* [Direction]:
Of all the lines in these entries, how many contain the string "przez"? Give only that count.

## Begin Provided information

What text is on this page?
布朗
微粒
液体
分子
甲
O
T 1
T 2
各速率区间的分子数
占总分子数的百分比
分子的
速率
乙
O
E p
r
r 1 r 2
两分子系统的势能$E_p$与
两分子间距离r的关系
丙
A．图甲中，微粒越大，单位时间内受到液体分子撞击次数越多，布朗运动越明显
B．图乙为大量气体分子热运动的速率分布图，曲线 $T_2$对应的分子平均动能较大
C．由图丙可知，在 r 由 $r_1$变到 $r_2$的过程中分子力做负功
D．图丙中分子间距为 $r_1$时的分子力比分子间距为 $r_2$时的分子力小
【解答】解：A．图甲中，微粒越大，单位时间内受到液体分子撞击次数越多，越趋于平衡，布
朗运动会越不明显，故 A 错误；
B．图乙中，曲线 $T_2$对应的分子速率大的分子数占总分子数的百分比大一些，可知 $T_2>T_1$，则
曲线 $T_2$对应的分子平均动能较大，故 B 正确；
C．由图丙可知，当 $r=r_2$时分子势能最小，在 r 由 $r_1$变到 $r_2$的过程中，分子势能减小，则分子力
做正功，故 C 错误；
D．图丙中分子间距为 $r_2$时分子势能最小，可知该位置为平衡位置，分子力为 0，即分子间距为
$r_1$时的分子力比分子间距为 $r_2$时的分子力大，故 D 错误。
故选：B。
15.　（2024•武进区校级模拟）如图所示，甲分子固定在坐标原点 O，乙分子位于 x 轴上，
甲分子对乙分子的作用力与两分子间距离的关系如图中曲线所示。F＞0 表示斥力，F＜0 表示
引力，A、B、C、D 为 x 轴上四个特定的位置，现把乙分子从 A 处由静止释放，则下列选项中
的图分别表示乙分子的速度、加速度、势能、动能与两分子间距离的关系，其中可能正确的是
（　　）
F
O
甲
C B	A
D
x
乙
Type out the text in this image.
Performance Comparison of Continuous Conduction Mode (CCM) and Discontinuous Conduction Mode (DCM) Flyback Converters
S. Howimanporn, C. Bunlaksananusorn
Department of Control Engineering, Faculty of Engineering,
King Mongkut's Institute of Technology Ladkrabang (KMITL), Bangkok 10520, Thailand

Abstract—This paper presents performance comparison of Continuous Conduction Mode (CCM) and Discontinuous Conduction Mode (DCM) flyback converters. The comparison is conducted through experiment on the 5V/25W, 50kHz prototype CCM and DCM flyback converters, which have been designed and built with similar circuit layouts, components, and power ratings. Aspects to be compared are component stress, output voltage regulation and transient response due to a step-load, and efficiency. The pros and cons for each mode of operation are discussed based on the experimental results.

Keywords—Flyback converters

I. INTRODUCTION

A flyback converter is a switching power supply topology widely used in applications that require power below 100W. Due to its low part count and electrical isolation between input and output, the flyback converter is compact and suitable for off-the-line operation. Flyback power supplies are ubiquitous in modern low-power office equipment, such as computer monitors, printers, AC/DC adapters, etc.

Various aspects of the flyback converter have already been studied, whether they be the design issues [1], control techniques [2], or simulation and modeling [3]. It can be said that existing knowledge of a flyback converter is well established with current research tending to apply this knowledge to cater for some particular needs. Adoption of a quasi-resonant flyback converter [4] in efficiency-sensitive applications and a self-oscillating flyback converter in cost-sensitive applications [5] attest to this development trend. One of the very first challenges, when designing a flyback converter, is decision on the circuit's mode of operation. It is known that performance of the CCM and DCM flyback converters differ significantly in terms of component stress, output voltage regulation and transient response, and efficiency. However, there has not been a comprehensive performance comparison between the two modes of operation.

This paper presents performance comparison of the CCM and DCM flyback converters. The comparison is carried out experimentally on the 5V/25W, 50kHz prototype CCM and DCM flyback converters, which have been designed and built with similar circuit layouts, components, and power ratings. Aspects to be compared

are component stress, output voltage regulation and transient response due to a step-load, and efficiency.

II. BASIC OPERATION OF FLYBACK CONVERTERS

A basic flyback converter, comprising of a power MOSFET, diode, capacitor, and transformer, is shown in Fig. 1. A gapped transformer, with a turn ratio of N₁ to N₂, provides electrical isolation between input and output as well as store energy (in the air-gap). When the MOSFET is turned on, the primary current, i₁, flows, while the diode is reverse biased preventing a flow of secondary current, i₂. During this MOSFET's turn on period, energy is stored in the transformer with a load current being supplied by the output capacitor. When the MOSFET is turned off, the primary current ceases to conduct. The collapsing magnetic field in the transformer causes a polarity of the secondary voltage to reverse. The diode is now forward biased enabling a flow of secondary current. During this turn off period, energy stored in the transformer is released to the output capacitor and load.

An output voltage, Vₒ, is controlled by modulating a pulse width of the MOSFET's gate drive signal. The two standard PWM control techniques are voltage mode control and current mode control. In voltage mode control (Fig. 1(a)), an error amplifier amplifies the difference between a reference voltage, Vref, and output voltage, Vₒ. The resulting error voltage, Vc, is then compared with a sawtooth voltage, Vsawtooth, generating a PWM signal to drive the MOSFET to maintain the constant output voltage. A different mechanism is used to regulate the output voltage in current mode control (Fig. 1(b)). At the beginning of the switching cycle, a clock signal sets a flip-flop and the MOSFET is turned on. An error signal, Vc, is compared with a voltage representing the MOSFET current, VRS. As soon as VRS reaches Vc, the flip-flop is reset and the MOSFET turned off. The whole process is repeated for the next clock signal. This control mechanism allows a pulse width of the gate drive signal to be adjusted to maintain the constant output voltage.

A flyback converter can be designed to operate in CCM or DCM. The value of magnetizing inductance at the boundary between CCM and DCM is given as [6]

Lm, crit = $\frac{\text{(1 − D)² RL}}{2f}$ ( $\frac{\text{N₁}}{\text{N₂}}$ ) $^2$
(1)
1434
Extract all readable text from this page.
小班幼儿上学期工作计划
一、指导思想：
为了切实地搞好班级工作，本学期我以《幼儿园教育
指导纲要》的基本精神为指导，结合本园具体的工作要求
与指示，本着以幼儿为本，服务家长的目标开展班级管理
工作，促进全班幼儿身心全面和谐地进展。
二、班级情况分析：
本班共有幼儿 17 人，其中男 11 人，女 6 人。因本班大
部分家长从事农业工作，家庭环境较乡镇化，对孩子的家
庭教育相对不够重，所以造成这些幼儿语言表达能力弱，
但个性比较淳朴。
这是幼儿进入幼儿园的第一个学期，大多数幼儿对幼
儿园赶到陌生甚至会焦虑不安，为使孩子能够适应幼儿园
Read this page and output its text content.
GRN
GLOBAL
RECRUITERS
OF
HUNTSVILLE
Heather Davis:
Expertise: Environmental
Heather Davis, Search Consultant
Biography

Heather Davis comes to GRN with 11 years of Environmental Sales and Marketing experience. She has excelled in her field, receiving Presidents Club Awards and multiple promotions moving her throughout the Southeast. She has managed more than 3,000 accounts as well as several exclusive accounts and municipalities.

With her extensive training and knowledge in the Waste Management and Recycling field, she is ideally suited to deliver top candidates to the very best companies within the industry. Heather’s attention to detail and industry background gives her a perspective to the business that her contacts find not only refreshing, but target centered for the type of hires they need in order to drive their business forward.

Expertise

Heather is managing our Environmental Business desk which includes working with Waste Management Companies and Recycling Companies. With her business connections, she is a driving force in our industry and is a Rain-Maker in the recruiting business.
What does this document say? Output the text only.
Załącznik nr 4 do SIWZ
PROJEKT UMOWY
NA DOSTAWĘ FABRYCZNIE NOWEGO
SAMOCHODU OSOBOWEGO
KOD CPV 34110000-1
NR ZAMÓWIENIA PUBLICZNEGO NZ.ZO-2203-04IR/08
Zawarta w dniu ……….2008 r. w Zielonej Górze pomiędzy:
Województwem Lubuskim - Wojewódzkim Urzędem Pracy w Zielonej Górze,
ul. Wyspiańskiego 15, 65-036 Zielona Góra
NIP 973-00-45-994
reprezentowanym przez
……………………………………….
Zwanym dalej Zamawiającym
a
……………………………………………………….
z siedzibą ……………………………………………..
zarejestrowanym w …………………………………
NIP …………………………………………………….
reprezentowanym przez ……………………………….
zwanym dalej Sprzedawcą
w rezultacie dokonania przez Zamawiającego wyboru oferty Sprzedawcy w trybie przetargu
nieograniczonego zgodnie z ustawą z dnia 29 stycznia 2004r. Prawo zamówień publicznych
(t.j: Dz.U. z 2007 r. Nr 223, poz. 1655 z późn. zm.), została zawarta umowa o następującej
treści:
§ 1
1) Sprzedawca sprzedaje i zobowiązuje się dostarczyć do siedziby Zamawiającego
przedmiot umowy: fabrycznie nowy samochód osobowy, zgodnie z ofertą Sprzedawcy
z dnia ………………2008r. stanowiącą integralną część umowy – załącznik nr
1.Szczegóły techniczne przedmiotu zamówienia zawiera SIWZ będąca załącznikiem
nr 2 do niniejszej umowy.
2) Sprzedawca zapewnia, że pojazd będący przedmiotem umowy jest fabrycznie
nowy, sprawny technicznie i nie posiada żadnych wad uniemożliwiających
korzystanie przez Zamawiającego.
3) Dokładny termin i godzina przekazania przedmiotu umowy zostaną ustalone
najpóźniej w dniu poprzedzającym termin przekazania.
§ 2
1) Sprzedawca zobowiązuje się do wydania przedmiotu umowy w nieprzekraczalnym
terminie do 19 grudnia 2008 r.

## End Provided information

* [Result]:
4